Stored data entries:

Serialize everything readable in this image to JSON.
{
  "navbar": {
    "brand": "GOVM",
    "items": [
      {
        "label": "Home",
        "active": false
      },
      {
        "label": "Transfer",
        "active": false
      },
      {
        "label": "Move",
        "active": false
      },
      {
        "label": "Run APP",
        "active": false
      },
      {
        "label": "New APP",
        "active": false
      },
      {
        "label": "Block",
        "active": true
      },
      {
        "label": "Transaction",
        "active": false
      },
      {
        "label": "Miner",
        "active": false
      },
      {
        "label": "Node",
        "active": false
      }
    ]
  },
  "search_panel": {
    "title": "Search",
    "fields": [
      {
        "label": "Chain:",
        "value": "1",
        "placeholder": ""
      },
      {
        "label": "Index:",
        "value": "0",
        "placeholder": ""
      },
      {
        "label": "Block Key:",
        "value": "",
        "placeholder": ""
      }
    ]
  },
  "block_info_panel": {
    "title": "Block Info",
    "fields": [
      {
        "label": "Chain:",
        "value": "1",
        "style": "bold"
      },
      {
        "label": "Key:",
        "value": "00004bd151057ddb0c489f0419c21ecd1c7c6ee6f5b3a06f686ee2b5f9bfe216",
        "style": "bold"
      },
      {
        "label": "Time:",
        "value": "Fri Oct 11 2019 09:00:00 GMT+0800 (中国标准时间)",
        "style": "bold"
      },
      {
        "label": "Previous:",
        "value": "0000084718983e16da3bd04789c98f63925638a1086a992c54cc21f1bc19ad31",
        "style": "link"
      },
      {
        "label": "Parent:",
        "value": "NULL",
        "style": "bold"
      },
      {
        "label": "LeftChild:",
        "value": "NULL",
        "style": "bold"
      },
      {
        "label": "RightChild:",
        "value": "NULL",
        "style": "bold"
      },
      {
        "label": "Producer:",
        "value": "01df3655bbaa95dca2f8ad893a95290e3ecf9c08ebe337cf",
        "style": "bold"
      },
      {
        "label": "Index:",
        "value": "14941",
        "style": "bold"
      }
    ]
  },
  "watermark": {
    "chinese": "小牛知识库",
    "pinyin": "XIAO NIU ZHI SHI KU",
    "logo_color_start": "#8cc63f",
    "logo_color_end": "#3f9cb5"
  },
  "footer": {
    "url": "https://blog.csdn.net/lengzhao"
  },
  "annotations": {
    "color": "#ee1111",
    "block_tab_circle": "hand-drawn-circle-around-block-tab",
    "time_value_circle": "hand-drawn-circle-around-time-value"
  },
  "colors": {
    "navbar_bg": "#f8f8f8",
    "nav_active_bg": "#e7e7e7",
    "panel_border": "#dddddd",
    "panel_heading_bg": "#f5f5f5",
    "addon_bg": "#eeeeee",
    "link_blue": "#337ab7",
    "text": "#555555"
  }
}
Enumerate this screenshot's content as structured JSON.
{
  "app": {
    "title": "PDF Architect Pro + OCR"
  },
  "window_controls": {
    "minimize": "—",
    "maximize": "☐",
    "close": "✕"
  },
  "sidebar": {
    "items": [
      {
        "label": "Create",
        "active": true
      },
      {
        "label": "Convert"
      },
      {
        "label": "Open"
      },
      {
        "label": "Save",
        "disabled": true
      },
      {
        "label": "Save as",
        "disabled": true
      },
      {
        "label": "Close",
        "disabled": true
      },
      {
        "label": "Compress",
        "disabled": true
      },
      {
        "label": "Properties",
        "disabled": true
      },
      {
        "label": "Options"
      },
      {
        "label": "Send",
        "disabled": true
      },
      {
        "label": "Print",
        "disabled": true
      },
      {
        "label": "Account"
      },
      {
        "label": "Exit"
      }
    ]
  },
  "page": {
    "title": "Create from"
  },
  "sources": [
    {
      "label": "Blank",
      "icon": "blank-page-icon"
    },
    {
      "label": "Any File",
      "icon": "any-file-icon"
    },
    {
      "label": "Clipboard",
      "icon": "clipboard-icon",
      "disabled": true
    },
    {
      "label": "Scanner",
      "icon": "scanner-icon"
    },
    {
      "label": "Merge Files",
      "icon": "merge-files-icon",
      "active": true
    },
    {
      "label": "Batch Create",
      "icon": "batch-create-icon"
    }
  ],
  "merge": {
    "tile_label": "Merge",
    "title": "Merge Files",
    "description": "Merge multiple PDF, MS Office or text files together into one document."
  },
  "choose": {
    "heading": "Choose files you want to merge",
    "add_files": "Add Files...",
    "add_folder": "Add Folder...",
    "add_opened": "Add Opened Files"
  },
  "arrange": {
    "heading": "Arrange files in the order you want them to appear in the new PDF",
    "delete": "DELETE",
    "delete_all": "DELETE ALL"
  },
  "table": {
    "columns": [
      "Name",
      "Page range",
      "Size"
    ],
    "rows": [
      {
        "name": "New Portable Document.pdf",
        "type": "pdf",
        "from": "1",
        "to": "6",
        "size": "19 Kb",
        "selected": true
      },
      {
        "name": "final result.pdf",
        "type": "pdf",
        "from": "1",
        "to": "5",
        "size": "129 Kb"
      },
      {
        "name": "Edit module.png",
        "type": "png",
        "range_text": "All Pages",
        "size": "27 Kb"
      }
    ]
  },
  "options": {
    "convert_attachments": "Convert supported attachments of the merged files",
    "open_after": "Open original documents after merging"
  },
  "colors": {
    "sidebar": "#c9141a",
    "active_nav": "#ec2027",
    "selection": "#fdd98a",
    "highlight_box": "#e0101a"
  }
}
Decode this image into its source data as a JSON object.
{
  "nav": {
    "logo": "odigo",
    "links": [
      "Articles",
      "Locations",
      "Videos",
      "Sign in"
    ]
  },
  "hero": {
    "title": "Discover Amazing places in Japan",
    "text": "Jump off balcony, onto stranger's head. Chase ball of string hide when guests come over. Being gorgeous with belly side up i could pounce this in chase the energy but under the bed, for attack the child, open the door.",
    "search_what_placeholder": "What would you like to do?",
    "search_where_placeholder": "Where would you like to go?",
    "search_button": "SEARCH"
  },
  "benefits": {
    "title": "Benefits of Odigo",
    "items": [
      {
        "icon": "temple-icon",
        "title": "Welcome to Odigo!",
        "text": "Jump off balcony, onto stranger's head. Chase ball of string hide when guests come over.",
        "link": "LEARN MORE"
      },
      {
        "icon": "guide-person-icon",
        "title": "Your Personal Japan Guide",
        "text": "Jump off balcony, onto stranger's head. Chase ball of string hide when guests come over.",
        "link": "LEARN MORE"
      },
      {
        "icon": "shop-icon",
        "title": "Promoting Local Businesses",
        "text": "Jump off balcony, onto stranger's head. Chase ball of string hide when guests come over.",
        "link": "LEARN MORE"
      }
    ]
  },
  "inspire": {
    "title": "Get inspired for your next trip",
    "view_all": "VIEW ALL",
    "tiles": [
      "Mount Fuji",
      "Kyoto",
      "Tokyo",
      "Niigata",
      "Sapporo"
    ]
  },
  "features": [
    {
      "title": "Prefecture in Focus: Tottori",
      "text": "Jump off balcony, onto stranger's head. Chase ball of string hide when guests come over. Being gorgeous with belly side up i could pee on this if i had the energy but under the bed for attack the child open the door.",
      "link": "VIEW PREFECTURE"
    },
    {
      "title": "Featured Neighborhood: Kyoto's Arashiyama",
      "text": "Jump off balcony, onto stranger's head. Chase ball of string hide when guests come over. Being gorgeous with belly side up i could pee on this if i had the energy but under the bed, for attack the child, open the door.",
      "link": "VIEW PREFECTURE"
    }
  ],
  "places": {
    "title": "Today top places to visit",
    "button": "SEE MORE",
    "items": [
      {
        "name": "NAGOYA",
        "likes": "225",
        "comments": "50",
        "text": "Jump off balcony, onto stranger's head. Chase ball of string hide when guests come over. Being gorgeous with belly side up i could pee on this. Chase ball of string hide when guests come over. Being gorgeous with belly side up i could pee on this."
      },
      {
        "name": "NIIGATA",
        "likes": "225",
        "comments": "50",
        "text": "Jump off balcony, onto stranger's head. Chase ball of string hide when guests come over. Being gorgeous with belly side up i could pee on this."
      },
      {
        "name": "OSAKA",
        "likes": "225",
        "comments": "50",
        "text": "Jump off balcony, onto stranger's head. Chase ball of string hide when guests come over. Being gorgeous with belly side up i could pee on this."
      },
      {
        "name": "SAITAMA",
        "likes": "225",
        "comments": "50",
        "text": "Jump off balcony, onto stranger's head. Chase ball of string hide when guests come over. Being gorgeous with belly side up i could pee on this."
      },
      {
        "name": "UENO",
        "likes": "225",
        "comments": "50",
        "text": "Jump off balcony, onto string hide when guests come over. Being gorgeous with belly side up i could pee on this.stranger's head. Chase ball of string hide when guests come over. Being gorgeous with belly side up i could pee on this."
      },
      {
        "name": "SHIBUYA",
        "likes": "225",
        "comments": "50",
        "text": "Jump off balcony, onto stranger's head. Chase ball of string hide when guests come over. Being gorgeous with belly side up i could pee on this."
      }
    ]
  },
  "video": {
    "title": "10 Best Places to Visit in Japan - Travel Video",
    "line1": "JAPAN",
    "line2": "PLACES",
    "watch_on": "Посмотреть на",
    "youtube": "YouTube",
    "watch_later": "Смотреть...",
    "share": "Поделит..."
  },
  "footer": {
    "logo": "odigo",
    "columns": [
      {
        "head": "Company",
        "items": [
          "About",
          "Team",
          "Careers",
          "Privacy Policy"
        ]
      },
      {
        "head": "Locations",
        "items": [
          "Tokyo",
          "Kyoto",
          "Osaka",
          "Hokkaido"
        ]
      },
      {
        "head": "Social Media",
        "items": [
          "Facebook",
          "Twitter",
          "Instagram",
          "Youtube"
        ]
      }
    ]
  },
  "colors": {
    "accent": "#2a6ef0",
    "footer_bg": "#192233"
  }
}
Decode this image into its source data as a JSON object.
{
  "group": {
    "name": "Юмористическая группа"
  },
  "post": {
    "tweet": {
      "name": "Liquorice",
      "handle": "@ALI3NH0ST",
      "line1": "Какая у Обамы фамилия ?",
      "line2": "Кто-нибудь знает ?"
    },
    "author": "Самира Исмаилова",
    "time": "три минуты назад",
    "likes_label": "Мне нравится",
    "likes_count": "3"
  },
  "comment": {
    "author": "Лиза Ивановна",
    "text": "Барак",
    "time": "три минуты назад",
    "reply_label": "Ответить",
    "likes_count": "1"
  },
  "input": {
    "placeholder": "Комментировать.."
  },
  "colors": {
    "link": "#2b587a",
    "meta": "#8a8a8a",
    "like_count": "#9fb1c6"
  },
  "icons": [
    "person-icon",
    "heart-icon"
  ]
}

Task instructions
Copy out every line of the material above that mentions the word "under".

The completed task
    "text": "Jump off balcony, onto stranger's head. Chase ball of string hide when guests come over. Being gorgeous with belly side up i could pounce this in chase the energy but under the bed, for attack the child, open the door.",
      "text": "Jump off balcony, onto stranger's head. Chase ball of string hide when guests come over. Being gorgeous with belly side up i could pee on this if i had the energy but under the bed for attack the child open the door.",
      "text": "Jump off balcony, onto stranger's head. Chase ball of string hide when guests come over. Being gorgeous with belly side up i could pee on this if i had the energy but under the bed, for attack the child, open the door.",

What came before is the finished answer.